* **Bounding box coordinate listings**
● ● ● ●

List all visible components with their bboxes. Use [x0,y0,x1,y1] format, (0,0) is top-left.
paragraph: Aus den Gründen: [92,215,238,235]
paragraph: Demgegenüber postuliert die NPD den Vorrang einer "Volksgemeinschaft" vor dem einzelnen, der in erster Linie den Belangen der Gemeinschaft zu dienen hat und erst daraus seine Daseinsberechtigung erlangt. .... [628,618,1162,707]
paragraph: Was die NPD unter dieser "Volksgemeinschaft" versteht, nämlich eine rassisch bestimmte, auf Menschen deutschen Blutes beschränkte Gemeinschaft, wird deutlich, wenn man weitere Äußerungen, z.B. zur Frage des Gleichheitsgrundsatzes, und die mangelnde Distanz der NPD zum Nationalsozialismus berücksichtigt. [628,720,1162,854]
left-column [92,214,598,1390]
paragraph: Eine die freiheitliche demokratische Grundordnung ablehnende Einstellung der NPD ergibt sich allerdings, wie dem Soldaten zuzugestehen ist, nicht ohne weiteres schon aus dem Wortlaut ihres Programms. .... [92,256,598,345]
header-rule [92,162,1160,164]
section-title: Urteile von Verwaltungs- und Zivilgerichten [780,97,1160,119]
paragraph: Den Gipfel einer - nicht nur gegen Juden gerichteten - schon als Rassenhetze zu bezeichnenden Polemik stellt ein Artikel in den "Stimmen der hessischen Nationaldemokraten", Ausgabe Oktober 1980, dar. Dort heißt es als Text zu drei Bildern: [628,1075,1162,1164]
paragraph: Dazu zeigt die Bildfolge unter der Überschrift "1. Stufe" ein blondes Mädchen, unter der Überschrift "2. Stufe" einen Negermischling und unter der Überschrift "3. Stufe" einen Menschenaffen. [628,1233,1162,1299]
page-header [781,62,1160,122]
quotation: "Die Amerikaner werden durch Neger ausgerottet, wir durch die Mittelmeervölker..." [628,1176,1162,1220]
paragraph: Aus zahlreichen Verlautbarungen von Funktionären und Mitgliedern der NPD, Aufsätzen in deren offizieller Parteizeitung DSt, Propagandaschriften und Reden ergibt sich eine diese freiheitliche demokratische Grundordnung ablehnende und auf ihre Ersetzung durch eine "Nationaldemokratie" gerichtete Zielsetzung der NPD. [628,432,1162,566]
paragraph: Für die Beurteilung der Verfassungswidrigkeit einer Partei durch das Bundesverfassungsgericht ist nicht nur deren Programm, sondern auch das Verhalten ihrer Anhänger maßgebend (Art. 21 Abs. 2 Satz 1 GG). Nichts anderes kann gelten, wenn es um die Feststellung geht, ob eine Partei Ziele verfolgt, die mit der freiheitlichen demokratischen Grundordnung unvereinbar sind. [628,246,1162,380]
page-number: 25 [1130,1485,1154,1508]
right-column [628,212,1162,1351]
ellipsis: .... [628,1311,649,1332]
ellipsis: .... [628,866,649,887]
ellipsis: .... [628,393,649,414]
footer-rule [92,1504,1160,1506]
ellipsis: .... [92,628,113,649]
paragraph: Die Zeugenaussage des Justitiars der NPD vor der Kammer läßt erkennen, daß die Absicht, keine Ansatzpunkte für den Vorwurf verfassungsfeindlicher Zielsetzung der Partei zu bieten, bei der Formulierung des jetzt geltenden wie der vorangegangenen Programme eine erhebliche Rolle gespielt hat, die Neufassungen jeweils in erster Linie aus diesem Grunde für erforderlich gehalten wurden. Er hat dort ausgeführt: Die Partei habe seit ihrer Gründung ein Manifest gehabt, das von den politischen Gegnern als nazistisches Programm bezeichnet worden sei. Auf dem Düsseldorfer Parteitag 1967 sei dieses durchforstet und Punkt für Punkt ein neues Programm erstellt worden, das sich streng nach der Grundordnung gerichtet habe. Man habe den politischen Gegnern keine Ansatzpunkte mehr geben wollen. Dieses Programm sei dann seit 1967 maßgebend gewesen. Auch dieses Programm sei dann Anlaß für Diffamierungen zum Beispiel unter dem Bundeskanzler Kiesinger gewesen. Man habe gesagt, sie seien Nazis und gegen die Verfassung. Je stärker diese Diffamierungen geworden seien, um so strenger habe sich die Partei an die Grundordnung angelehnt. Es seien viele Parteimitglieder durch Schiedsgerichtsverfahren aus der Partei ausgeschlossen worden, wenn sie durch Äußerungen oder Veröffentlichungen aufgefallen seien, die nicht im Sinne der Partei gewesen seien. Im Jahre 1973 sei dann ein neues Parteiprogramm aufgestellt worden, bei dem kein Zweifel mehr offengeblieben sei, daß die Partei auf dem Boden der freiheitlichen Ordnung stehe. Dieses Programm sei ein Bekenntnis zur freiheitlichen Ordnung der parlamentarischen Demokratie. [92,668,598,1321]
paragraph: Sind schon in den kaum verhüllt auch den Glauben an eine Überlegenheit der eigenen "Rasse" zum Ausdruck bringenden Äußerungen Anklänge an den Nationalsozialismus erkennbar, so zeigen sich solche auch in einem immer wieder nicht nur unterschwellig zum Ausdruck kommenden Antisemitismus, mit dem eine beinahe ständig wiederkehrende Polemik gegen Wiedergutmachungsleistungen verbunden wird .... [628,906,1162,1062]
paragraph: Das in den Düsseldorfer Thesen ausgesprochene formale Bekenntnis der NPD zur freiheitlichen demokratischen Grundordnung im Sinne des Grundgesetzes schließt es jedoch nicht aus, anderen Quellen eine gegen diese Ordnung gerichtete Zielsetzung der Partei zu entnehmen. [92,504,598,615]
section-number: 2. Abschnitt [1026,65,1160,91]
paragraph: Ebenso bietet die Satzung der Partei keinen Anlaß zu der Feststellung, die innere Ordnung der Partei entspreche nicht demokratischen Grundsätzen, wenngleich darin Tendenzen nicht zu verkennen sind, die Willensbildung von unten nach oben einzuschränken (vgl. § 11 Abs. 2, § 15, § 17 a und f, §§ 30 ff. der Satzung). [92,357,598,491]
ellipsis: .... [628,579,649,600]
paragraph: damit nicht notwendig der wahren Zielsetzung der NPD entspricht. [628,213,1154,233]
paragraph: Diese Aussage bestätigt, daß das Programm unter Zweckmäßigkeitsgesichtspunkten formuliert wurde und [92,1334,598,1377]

● ● ● ●

* **Directions for this task**
Print every line of the items above again, without changing anything.

* **Complete answer**
List all visible components with their bboxes. Use [x0,y0,x1,y1] format, (0,0) is top-left.
paragraph: Aus den Gründen: [92,215,238,235]
paragraph: Demgegenüber postuliert die NPD den Vorrang einer "Volksgemeinschaft" vor dem einzelnen, der in erster Linie den Belangen der Gemeinschaft zu dienen hat und erst daraus seine Daseinsberechtigung erlangt. .... [628,618,1162,707]
paragraph: Was die NPD unter dieser "Volksgemeinschaft" versteht, nämlich eine rassisch bestimmte, auf Menschen deutschen Blutes beschränkte Gemeinschaft, wird deutlich, wenn man weitere Äußerungen, z.B. zur Frage des Gleichheitsgrundsatzes, und die mangelnde Distanz der NPD zum Nationalsozialismus berücksichtigt. [628,720,1162,854]
left-column [92,214,598,1390]
paragraph: Eine die freiheitliche demokratische Grundordnung ablehnende Einstellung der NPD ergibt sich allerdings, wie dem Soldaten zuzugestehen ist, nicht ohne weiteres schon aus dem Wortlaut ihres Programms. .... [92,256,598,345]
header-rule [92,162,1160,164]
section-title: Urteile von Verwaltungs- und Zivilgerichten [780,97,1160,119]
paragraph: Den Gipfel einer - nicht nur gegen Juden gerichteten - schon als Rassenhetze zu bezeichnenden Polemik stellt ein Artikel in den "Stimmen der hessischen Nationaldemokraten", Ausgabe Oktober 1980, dar. Dort heißt es als Text zu drei Bildern: [628,1075,1162,1164]
paragraph: Dazu zeigt die Bildfolge unter der Überschrift "1. Stufe" ein blondes Mädchen, unter der Überschrift "2. Stufe" einen Negermischling und unter der Überschrift "3. Stufe" einen Menschenaffen. [628,1233,1162,1299]
page-header [781,62,1160,122]
quotation: "Die Amerikaner werden durch Neger ausgerottet, wir durch die Mittelmeervölker..." [628,1176,1162,1220]
paragraph: Aus zahlreichen Verlautbarungen von Funktionären und Mitgliedern der NPD, Aufsätzen in deren offizieller Parteizeitung DSt, Propagandaschriften und Reden ergibt sich eine diese freiheitliche demokratische Grundordnung ablehnende und auf ihre Ersetzung durch eine "Nationaldemokratie" gerichtete Zielsetzung der NPD. [628,432,1162,566]
paragraph: Für die Beurteilung der Verfassungswidrigkeit einer Partei durch das Bundesverfassungsgericht ist nicht nur deren Programm, sondern auch das Verhalten ihrer Anhänger maßgebend (Art. 21 Abs. 2 Satz 1 GG). Nichts anderes kann gelten, wenn es um die Feststellung geht, ob eine Partei Ziele verfolgt, die mit der freiheitlichen demokratischen Grundordnung unvereinbar sind. [628,246,1162,380]
page-number: 25 [1130,1485,1154,1508]
right-column [628,212,1162,1351]
ellipsis: .... [628,1311,649,1332]
ellipsis: .... [628,866,649,887]
ellipsis: .... [628,393,649,414]
footer-rule [92,1504,1160,1506]
ellipsis: .... [92,628,113,649]
paragraph: Die Zeugenaussage des Justitiars der NPD vor der Kammer läßt erkennen, daß die Absicht, keine Ansatzpunkte für den Vorwurf verfassungsfeindlicher Zielsetzung der Partei zu bieten, bei der Formulierung des jetzt geltenden wie der vorangegangenen Programme eine erhebliche Rolle gespielt hat, die Neufassungen jeweils in erster Linie aus diesem Grunde für erforderlich gehalten wurden. Er hat dort ausgeführt: Die Partei habe seit ihrer Gründung ein Manifest gehabt, das von den politischen Gegnern als nazistisches Programm bezeichnet worden sei. Auf dem Düsseldorfer Parteitag 1967 sei dieses durchforstet und Punkt für Punkt ein neues Programm erstellt worden, das sich streng nach der Grundordnung gerichtet habe. Man habe den politischen Gegnern keine Ansatzpunkte mehr geben wollen. Dieses Programm sei dann seit 1967 maßgebend gewesen. Auch dieses Programm sei dann Anlaß für Diffamierungen zum Beispiel unter dem Bundeskanzler Kiesinger gewesen. Man habe gesagt, sie seien Nazis und gegen die Verfassung. Je stärker diese Diffamierungen geworden seien, um so strenger habe sich die Partei an die Grundordnung angelehnt. Es seien viele Parteimitglieder durch Schiedsgerichtsverfahren aus der Partei ausgeschlossen worden, wenn sie durch Äußerungen oder Veröffentlichungen aufgefallen seien, die nicht im Sinne der Partei gewesen seien. Im Jahre 1973 sei dann ein neues Parteiprogramm aufgestellt worden, bei dem kein Zweifel mehr offengeblieben sei, daß die Partei auf dem Boden der freiheitlichen Ordnung stehe. Dieses Programm sei ein Bekenntnis zur freiheitlichen Ordnung der parlamentarischen Demokratie. [92,668,598,1321]
paragraph: Sind schon in den kaum verhüllt auch den Glauben an eine Überlegenheit der eigenen "Rasse" zum Ausdruck bringenden Äußerungen Anklänge an den Nationalsozialismus erkennbar, so zeigen sich solche auch in einem immer wieder nicht nur unterschwellig zum Ausdruck kommenden Antisemitismus, mit dem eine beinahe ständig wiederkehrende Polemik gegen Wiedergutmachungsleistungen verbunden wird .... [628,906,1162,1062]
paragraph: Das in den Düsseldorfer Thesen ausgesprochene formale Bekenntnis der NPD zur freiheitlichen demokratischen Grundordnung im Sinne des Grundgesetzes schließt es jedoch nicht aus, anderen Quellen eine gegen diese Ordnung gerichtete Zielsetzung der Partei zu entnehmen. [92,504,598,615]
section-number: 2. Abschnitt [1026,65,1160,91]
paragraph: Ebenso bietet die Satzung der Partei keinen Anlaß zu der Feststellung, die innere Ordnung der Partei entspreche nicht demokratischen Grundsätzen, wenngleich darin Tendenzen nicht zu verkennen sind, die Willensbildung von unten nach oben einzuschränken (vgl. § 11 Abs. 2, § 15, § 17 a und f, §§ 30 ff. der Satzung). [92,357,598,491]
ellipsis: .... [628,579,649,600]
paragraph: damit nicht notwendig der wahren Zielsetzung der NPD entspricht. [628,213,1154,233]
paragraph: Diese Aussage bestätigt, daß das Programm unter Zweckmäßigkeitsgesichtspunkten formuliert wurde und [92,1334,598,1377]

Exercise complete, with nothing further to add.